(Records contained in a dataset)
(begin)
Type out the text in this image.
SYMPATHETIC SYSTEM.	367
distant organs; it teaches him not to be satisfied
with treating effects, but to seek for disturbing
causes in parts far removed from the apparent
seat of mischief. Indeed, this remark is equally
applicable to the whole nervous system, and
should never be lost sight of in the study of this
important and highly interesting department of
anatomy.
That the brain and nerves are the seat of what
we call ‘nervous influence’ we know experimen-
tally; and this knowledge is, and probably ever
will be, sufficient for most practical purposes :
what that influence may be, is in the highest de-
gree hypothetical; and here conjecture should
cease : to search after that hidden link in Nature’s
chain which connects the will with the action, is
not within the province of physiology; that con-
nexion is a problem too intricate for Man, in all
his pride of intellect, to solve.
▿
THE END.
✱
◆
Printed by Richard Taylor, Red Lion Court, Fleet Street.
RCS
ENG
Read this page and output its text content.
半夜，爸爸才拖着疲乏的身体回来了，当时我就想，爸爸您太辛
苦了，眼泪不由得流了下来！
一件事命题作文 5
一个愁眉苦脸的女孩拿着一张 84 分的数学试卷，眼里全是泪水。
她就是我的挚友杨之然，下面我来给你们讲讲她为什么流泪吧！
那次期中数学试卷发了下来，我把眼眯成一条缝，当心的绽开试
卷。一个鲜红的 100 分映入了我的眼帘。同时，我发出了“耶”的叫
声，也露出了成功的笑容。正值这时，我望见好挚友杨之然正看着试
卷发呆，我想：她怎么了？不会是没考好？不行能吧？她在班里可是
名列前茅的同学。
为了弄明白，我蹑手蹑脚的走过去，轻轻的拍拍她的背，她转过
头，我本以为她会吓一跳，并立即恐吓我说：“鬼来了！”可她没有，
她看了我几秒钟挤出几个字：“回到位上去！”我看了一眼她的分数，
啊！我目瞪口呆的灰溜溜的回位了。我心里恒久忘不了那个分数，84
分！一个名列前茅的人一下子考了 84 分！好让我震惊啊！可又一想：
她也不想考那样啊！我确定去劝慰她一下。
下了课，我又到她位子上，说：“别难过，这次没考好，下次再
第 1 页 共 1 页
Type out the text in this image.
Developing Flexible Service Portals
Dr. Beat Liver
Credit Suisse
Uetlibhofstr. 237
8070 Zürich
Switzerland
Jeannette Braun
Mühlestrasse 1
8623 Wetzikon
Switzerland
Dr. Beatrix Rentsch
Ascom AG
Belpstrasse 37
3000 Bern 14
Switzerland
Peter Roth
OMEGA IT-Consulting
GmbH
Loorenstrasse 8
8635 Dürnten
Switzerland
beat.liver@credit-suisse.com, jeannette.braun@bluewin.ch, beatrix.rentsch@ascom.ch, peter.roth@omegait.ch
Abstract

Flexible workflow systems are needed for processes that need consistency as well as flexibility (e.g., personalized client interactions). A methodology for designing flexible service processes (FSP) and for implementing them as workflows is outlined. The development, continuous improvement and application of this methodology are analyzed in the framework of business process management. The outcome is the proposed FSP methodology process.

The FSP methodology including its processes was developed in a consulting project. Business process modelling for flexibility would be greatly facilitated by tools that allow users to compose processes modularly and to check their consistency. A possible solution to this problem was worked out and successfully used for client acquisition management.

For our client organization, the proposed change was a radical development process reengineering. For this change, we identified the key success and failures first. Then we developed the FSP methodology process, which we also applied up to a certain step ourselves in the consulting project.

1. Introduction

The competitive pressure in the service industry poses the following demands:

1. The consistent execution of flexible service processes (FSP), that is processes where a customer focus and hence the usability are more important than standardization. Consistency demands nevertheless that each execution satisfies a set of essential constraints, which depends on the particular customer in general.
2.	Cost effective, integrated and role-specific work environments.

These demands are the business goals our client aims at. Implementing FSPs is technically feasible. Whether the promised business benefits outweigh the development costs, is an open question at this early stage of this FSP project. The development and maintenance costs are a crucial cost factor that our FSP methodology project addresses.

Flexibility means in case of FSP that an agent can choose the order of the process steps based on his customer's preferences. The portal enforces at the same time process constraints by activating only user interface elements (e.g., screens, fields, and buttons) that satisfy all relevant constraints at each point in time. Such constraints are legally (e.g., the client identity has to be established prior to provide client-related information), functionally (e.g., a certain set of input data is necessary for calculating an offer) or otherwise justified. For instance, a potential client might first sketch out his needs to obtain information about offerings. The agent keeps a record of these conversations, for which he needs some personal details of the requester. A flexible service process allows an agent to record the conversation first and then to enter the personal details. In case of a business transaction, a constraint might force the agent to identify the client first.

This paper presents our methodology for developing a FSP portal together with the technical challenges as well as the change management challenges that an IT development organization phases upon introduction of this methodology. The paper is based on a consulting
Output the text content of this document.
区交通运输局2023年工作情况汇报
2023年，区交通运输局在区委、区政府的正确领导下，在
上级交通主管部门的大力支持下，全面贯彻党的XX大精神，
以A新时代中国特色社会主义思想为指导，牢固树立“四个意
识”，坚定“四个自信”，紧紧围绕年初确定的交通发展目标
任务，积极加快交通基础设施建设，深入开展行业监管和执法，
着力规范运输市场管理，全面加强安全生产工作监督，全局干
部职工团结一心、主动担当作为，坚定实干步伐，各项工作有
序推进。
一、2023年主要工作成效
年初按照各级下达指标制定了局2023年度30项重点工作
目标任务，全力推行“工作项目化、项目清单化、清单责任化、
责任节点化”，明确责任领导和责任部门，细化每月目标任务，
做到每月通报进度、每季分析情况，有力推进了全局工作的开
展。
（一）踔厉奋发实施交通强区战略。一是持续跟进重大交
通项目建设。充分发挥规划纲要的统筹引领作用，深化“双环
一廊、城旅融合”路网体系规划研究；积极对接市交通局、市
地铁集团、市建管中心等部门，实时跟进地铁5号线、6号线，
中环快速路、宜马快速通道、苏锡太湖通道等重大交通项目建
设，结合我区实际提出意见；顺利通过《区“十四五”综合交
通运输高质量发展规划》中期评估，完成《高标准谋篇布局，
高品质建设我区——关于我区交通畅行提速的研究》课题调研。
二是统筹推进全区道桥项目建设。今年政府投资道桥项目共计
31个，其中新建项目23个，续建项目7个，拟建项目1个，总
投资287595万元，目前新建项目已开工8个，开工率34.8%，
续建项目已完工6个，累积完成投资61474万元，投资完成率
(end)
Locate each line containing the string "what" and show it.

EXERCISE OUTPUT.
That the brain and nerves are the seat of what
what that influence may be, is in the highest de-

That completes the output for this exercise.